WRITTEN PROBLEM:
Everything from the line holding "Extract all readable text from this page." to the end of the listing below should be copied exactly, line for line, minus the pictures.

PROVIDED MATERIAL:
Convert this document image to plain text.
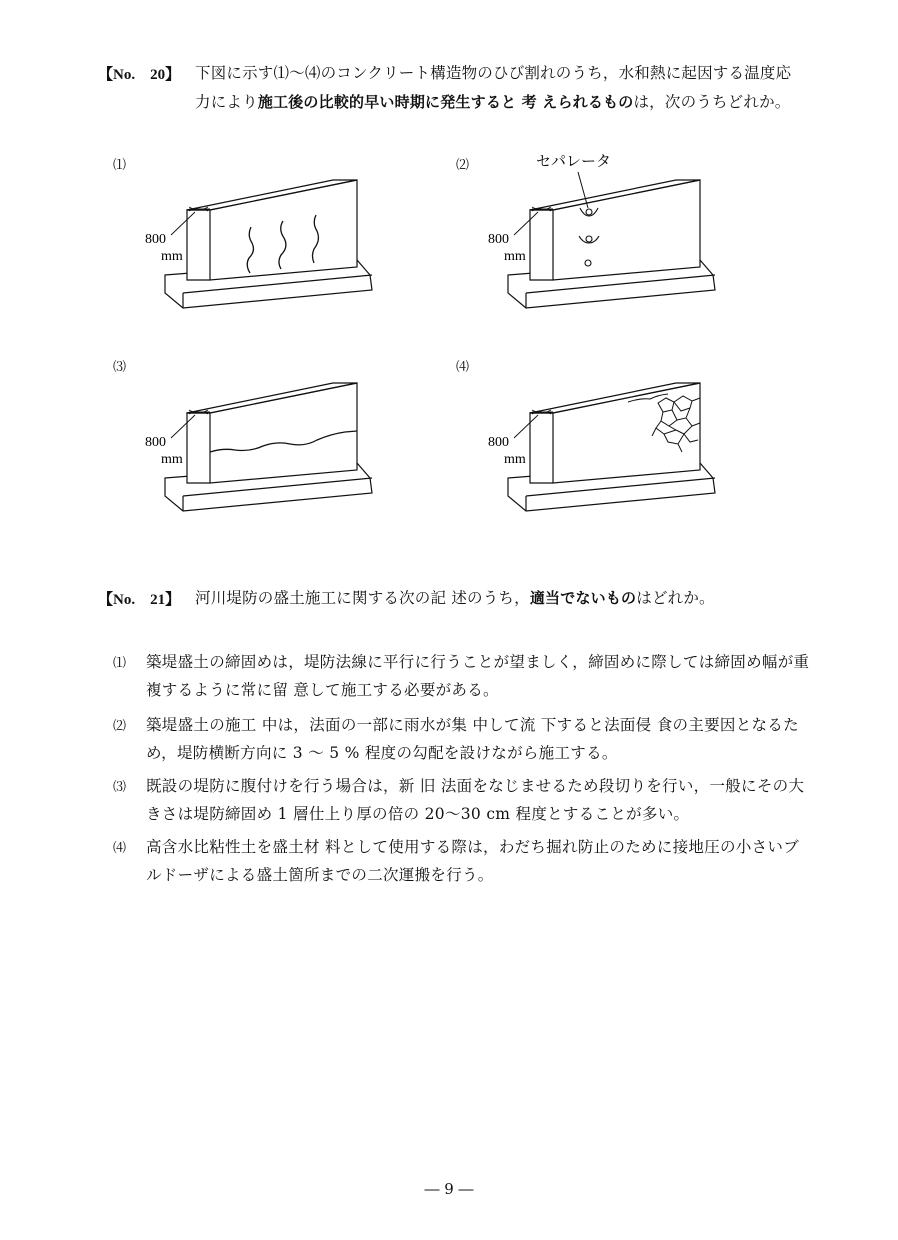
【No.　20】 下図に示す⑴〜⑷のコンクリート構造物のひび割れのうち，水和熱に起因する温度応
力により施工後の比較的早い時期に発生すると 考 えられるものは，次のうちどれか。
⑴	⑵
⑶	⑷
800
mm
セパレータ
800
mm
800
mm
800
mm
【No.　21】 河川堤防の盛土施工に関する次の記 述のうち，適当でないものはどれか。
⑴ 築堤盛土の締固めは，堤防法線に平行に行うことが望ましく，締固めに際しては締固め幅が重
複するように常に留 意して施工する必要がある。
⑵ 築堤盛土の施工 中は，法面の一部に雨水が集 中して流 下すると法面侵 食の主要因となるた
め，堤防横断方向に 3 〜 5 % 程度の勾配を設けながら施工する。
⑶ 既設の堤防に腹付けを行う場合は，新 旧 法面をなじませるため段切りを行い，一般にその大
きさは堤防締固め 1 層仕上り厚の倍の 20〜30 cm 程度とすることが多い。
⑷ 高含水比粘性土を盛土材 料として使用する際は，わだち掘れ防止のために接地圧の小さいブ
ルドーザによる盛土箇所までの二次運搬を行う。
― 9 ―
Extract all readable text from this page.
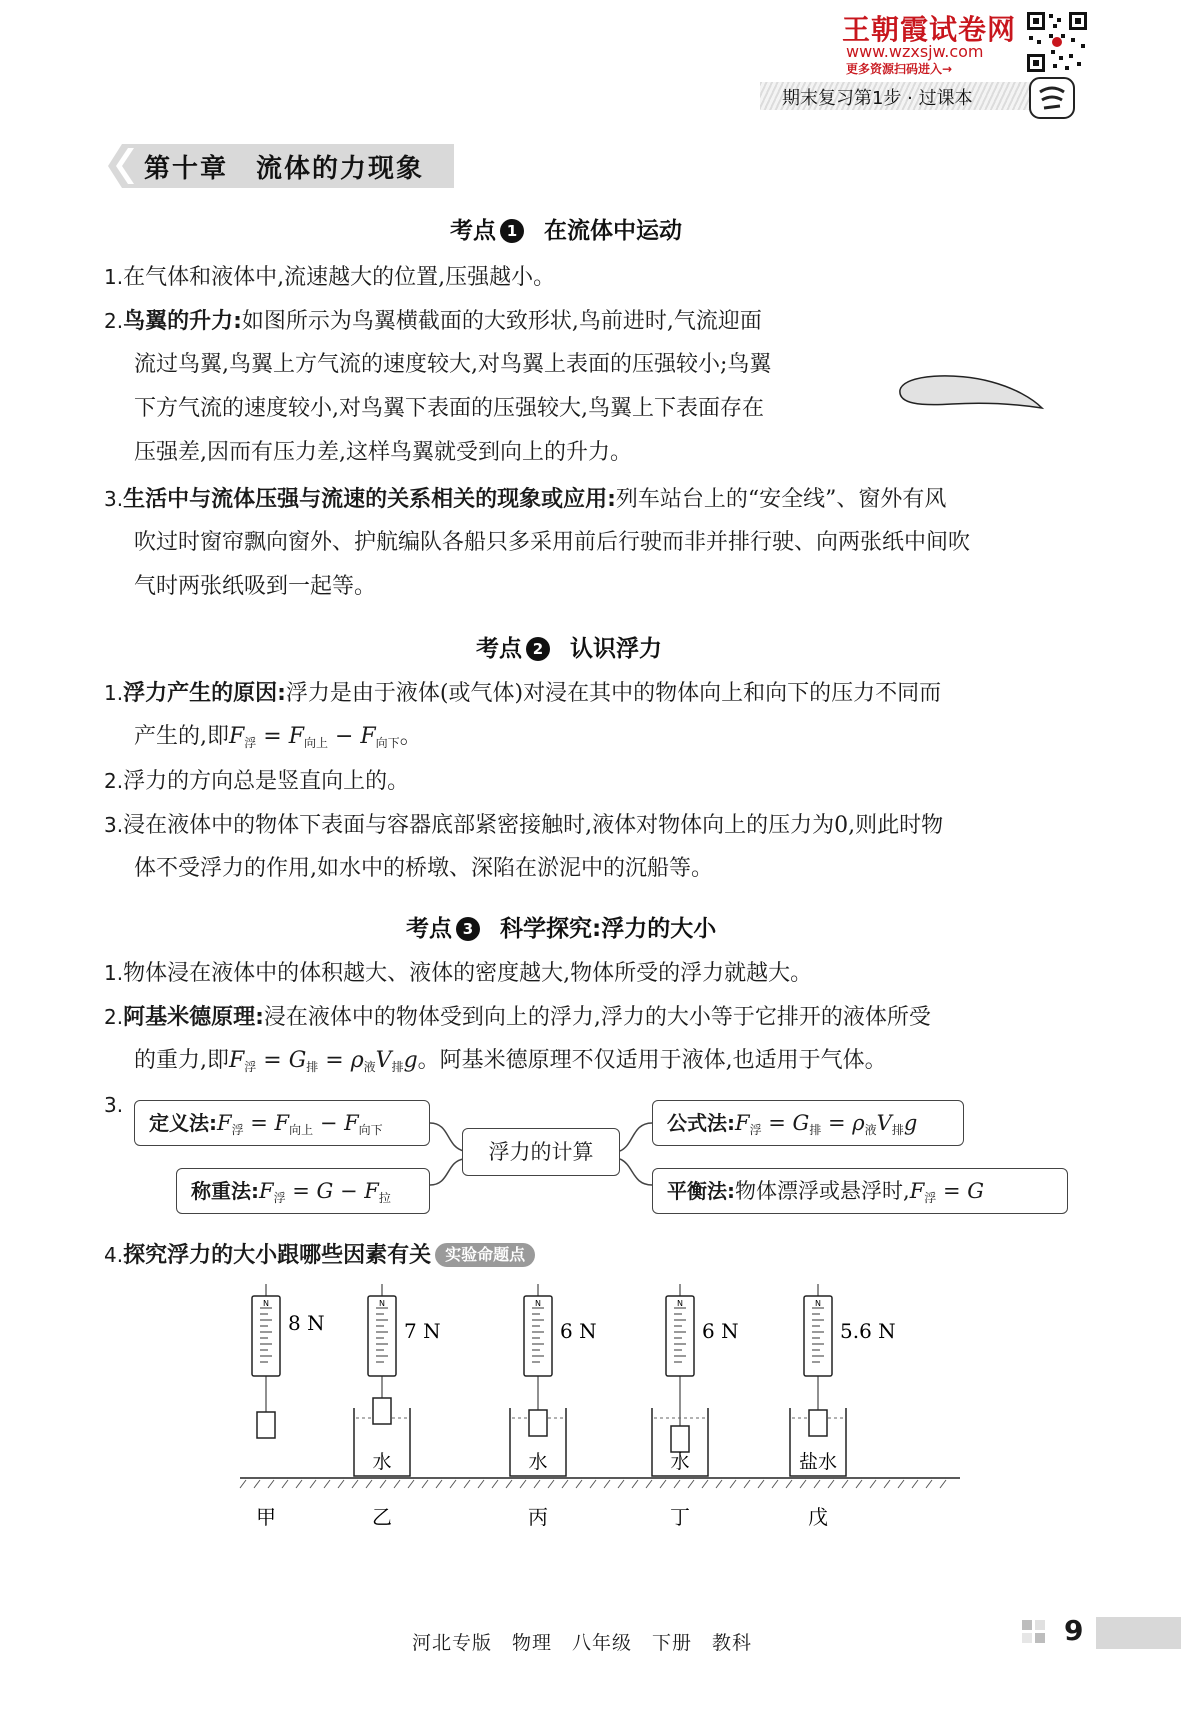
王朝霞试卷网
www.wzxsjw.com
更多资源扫码进入→
期末复习第1步 · 过课本
第十章　流体的力现象
考点 1 在流体中运动
1.在气体和液体中,流速越大的位置,压强越小。
2.鸟翼的升力:如图所示为鸟翼横截面的大致形状,鸟前进时,气流迎面
流过鸟翼,鸟翼上方气流的速度较大,对鸟翼上表面的压强较小;鸟翼
下方气流的速度较小,对鸟翼下表面的压强较大,鸟翼上下表面存在
压强差,因而有压力差,这样鸟翼就受到向上的升力。
3.生活中与流体压强与流速的关系相关的现象或应用:列车站台上的“安全线”、窗外有风
吹过时窗帘飘向窗外、护航编队各船只多采用前后行驶而非并排行驶、向两张纸中间吹
气时两张纸吸到一起等。
考点 2 认识浮力
1.浮力产生的原因:浮力是由于液体(或气体)对浸在其中的物体向上和向下的压力不同而
产生的,即$F_浮 = F_{向上} - F_{向下}$。
2.浮力的方向总是竖直向上的。
3.浸在液体中的物体下表面与容器底部紧密接触时,液体对物体向上的压力为0,则此时物
体不受浮力的作用,如水中的桥墩、深陷在淤泥中的沉船等。
考点 3 科学探究:浮力的大小
1.物体浸在液体中的体积越大、液体的密度越大,物体所受的浮力就越大。
2.阿基米德原理:浸在液体中的物体受到向上的浮力,浮力的大小等于它排开的液体所受
的重力,即$F_浮 = G_排 = \rho_液V_排g$。阿基米德原理不仅适用于液体,也适用于气体。
3.
定义法$:F_浮 = F_{向上} - F_{向下}$
称重法$:F_浮 = G - F_拉$
浮力的计算
公式法$:F_浮 = G_排 = \rho_液V_排g$
平衡法:物体漂浮或悬浮时$,F_浮 = G$
4.探究浮力的大小跟哪些因素有关 实验命题点
N	N	N	N	N
8 N	7 N	6 N	6 N	5.6 N
水	水	水	盐水
甲	乙	丙	丁	戊
河北专版　物理　八年级　下册　教科	9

EXPECTED ANSWER:
Extract all readable text from this page.
王朝霞试卷网
www.wzxsjw.com
更多资源扫码进入→
期末复习第1步 · 过课本
第十章　流体的力现象
考点 1 在流体中运动
1.在气体和液体中,流速越大的位置,压强越小。
2.鸟翼的升力:如图所示为鸟翼横截面的大致形状,鸟前进时,气流迎面
流过鸟翼,鸟翼上方气流的速度较大,对鸟翼上表面的压强较小;鸟翼
下方气流的速度较小,对鸟翼下表面的压强较大,鸟翼上下表面存在
压强差,因而有压力差,这样鸟翼就受到向上的升力。
3.生活中与流体压强与流速的关系相关的现象或应用:列车站台上的“安全线”、窗外有风
吹过时窗帘飘向窗外、护航编队各船只多采用前后行驶而非并排行驶、向两张纸中间吹
气时两张纸吸到一起等。
考点 2 认识浮力
1.浮力产生的原因:浮力是由于液体(或气体)对浸在其中的物体向上和向下的压力不同而
产生的,即$F_浮 = F_{向上} - F_{向下}$。
2.浮力的方向总是竖直向上的。
3.浸在液体中的物体下表面与容器底部紧密接触时,液体对物体向上的压力为0,则此时物
体不受浮力的作用,如水中的桥墩、深陷在淤泥中的沉船等。
考点 3 科学探究:浮力的大小
1.物体浸在液体中的体积越大、液体的密度越大,物体所受的浮力就越大。
2.阿基米德原理:浸在液体中的物体受到向上的浮力,浮力的大小等于它排开的液体所受
的重力,即$F_浮 = G_排 = \rho_液V_排g$。阿基米德原理不仅适用于液体,也适用于气体。
3.
定义法$:F_浮 = F_{向上} - F_{向下}$
称重法$:F_浮 = G - F_拉$
浮力的计算
公式法$:F_浮 = G_排 = \rho_液V_排g$
平衡法:物体漂浮或悬浮时$,F_浮 = G$
4.探究浮力的大小跟哪些因素有关 实验命题点
N	N	N	N	N
8 N	7 N	6 N	6 N	5.6 N
水	水	水	盐水
甲	乙	丙	丁	戊
河北专版　物理　八年级　下册　教科	9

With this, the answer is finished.